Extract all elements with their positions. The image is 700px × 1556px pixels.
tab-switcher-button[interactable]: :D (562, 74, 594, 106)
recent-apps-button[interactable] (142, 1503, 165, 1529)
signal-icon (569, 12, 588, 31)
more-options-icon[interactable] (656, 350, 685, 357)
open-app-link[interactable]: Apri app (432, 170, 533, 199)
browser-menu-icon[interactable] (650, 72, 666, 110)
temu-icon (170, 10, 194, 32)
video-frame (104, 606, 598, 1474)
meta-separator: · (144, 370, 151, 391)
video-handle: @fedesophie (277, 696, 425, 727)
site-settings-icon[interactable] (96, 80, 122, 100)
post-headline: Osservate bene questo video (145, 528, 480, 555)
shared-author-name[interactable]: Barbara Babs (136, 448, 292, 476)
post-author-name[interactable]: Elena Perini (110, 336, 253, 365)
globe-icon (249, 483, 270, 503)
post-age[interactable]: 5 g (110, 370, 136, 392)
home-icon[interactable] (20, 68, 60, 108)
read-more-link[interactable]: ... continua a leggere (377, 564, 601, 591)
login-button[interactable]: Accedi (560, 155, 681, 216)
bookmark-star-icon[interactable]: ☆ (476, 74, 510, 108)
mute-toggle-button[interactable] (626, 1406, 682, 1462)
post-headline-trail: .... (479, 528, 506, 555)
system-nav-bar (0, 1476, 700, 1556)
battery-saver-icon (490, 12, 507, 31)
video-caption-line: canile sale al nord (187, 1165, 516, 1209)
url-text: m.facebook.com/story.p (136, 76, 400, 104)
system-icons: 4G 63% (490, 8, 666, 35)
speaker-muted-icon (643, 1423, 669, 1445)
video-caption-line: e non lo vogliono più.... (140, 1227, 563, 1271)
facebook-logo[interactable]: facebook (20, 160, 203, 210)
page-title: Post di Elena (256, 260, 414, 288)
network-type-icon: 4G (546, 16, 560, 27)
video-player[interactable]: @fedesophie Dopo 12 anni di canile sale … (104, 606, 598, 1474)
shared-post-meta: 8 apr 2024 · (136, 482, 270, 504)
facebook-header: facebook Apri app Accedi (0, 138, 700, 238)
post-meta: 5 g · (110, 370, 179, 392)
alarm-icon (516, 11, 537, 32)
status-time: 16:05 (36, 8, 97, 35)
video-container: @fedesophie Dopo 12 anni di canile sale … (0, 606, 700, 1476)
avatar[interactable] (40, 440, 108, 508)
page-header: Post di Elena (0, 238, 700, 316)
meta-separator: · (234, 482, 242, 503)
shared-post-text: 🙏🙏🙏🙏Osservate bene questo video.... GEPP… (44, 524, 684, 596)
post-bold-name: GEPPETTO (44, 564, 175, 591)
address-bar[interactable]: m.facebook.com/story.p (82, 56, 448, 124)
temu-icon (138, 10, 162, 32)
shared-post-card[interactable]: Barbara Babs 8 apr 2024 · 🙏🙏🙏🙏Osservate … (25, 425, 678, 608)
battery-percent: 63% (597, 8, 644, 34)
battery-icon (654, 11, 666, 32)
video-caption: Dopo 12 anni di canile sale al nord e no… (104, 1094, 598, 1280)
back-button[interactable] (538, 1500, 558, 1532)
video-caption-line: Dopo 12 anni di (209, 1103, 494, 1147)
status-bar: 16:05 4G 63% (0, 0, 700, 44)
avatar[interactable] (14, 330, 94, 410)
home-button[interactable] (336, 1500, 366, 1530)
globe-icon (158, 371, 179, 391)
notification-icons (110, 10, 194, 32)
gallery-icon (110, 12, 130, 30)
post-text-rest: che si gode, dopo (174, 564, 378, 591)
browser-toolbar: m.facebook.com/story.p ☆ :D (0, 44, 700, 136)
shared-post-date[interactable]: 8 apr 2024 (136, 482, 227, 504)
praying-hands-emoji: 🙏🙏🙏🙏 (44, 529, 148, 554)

**PROBLEM TO SOLVE**. Please copy the records above word for word, from the first line to the last.

**OUTPUT OF THE TASK**.
Extract all elements with their positions. The image is 700px × 1556px pixels.
tab-switcher-button[interactable]: :D (562, 74, 594, 106)
recent-apps-button[interactable] (142, 1503, 165, 1529)
signal-icon (569, 12, 588, 31)
more-options-icon[interactable] (656, 350, 685, 357)
open-app-link[interactable]: Apri app (432, 170, 533, 199)
browser-menu-icon[interactable] (650, 72, 666, 110)
temu-icon (170, 10, 194, 32)
video-frame (104, 606, 598, 1474)
meta-separator: · (144, 370, 151, 391)
video-handle: @fedesophie (277, 696, 425, 727)
site-settings-icon[interactable] (96, 80, 122, 100)
post-headline: Osservate bene questo video (145, 528, 480, 555)
shared-author-name[interactable]: Barbara Babs (136, 448, 292, 476)
post-author-name[interactable]: Elena Perini (110, 336, 253, 365)
globe-icon (249, 483, 270, 503)
post-age[interactable]: 5 g (110, 370, 136, 392)
home-icon[interactable] (20, 68, 60, 108)
read-more-link[interactable]: ... continua a leggere (377, 564, 601, 591)
login-button[interactable]: Accedi (560, 155, 681, 216)
bookmark-star-icon[interactable]: ☆ (476, 74, 510, 108)
mute-toggle-button[interactable] (626, 1406, 682, 1462)
post-headline-trail: .... (479, 528, 506, 555)
system-nav-bar (0, 1476, 700, 1556)
battery-saver-icon (490, 12, 507, 31)
video-caption-line: canile sale al nord (187, 1165, 516, 1209)
url-text: m.facebook.com/story.p (136, 76, 400, 104)
system-icons: 4G 63% (490, 8, 666, 35)
speaker-muted-icon (643, 1423, 669, 1445)
video-caption-line: e non lo vogliono più.... (140, 1227, 563, 1271)
facebook-logo[interactable]: facebook (20, 160, 203, 210)
page-title: Post di Elena (256, 260, 414, 288)
network-type-icon: 4G (546, 16, 560, 27)
video-player[interactable]: @fedesophie Dopo 12 anni di canile sale … (104, 606, 598, 1474)
shared-post-meta: 8 apr 2024 · (136, 482, 270, 504)
facebook-header: facebook Apri app Accedi (0, 138, 700, 238)
post-meta: 5 g · (110, 370, 179, 392)
alarm-icon (516, 11, 537, 32)
status-time: 16:05 (36, 8, 97, 35)
video-container: @fedesophie Dopo 12 anni di canile sale … (0, 606, 700, 1476)
avatar[interactable] (40, 440, 108, 508)
page-header: Post di Elena (0, 238, 700, 316)
meta-separator: · (234, 482, 242, 503)
shared-post-text: 🙏🙏🙏🙏Osservate bene questo video.... GEPP… (44, 524, 684, 596)
post-bold-name: GEPPETTO (44, 564, 175, 591)
address-bar[interactable]: m.facebook.com/story.p (82, 56, 448, 124)
temu-icon (138, 10, 162, 32)
shared-post-card[interactable]: Barbara Babs 8 apr 2024 · 🙏🙏🙏🙏Osservate … (25, 425, 678, 608)
battery-percent: 63% (597, 8, 644, 34)
battery-icon (654, 11, 666, 32)
video-caption: Dopo 12 anni di canile sale al nord e no… (104, 1094, 598, 1280)
back-button[interactable] (538, 1500, 558, 1532)
video-caption-line: Dopo 12 anni di (209, 1103, 494, 1147)
status-bar: 16:05 4G 63% (0, 0, 700, 44)
avatar[interactable] (14, 330, 94, 410)
home-button[interactable] (336, 1500, 366, 1530)
globe-icon (158, 371, 179, 391)
notification-icons (110, 10, 194, 32)
gallery-icon (110, 12, 130, 30)
post-text-rest: che si gode, dopo (174, 564, 378, 591)
browser-toolbar: m.facebook.com/story.p ☆ :D (0, 44, 700, 136)
shared-post-date[interactable]: 8 apr 2024 (136, 482, 227, 504)
praying-hands-emoji: 🙏🙏🙏🙏 (44, 529, 148, 554)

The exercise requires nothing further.